# Aim:
Pull out every line from the listing that has the word "pouco".

========

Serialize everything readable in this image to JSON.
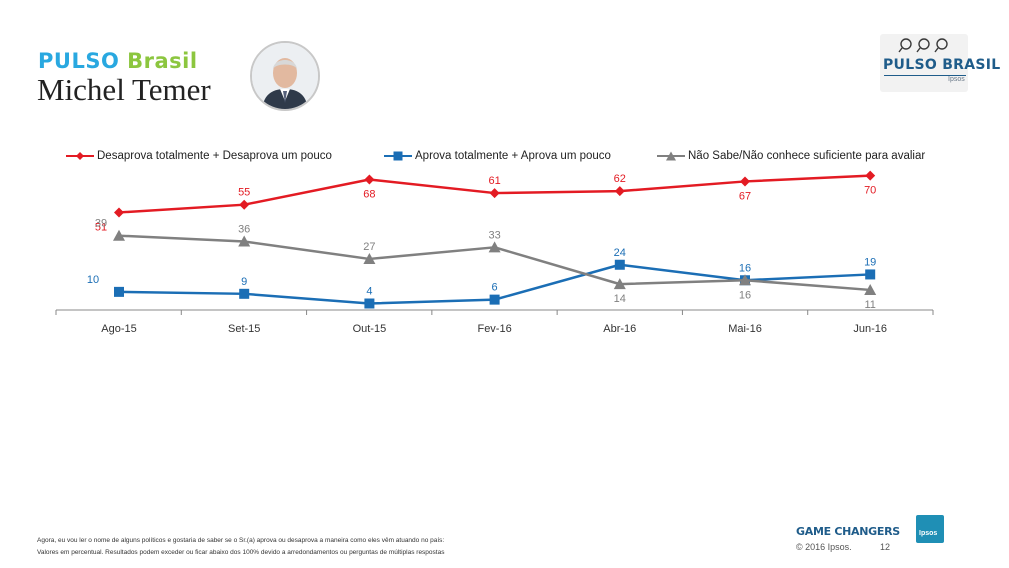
{
  "header": {
    "brand_part1": "PULSO",
    "brand_part2": "Brasil",
    "person_name": "Michel Temer"
  },
  "logo": {
    "title": "PULSO BRASIL",
    "subtitle": "Ipsos",
    "icons": [
      "magnifier-icon",
      "magnifier-icon",
      "magnifier-icon"
    ]
  },
  "colors": {
    "disapprove": "#e31b23",
    "approve": "#1b6eb5",
    "unknown": "#808080",
    "axis": "#888888"
  },
  "chart_data": {
    "type": "line",
    "categories": [
      "Ago-15",
      "Set-15",
      "Out-15",
      "Fev-16",
      "Abr-16",
      "Mai-16",
      "Jun-16"
    ],
    "series": [
      {
        "name": "Desaprova totalmente +  Desaprova um pouco",
        "values": [
          51,
          55,
          68,
          61,
          62,
          67,
          70
        ],
        "color": "#e31b23",
        "marker": "diamond"
      },
      {
        "name": "Aprova totalmente + Aprova um pouco",
        "values": [
          10,
          9,
          4,
          6,
          24,
          16,
          19
        ],
        "color": "#1b6eb5",
        "marker": "square"
      },
      {
        "name": "Não Sabe/Não conhece suficiente para avaliar",
        "values": [
          39,
          36,
          27,
          33,
          14,
          16,
          11
        ],
        "color": "#808080",
        "marker": "triangle"
      }
    ],
    "legend_position": "top",
    "grid": false
  },
  "footer": {
    "note_line1": "Agora, eu vou ler o nome de alguns políticos e gostaria de saber se o Sr.(a) aprova ou desaprova a maneira como eles vêm atuando no país:",
    "note_line2": "Valores em percentual. Resultados podem exceder ou ficar abaixo dos 100% devido a arredondamentos ou perguntas de  múltiplas respostas",
    "tagline": "GAME CHANGERS",
    "copyright": "© 2016 Ipsos.",
    "page_number": "12",
    "ipsos_logo_text": "Ipsos"
  }
}
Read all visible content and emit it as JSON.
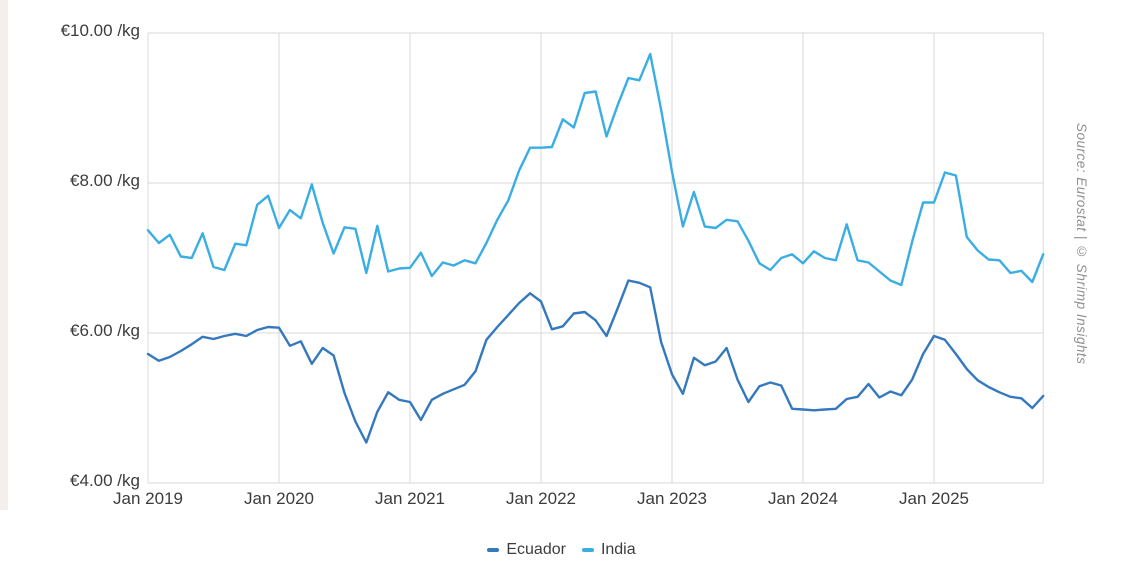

========

# Task output:
        "name": "Desaprova totalmente +  Desaprova um pouco",
        "name": "Aprova totalmente + Aprova um pouco",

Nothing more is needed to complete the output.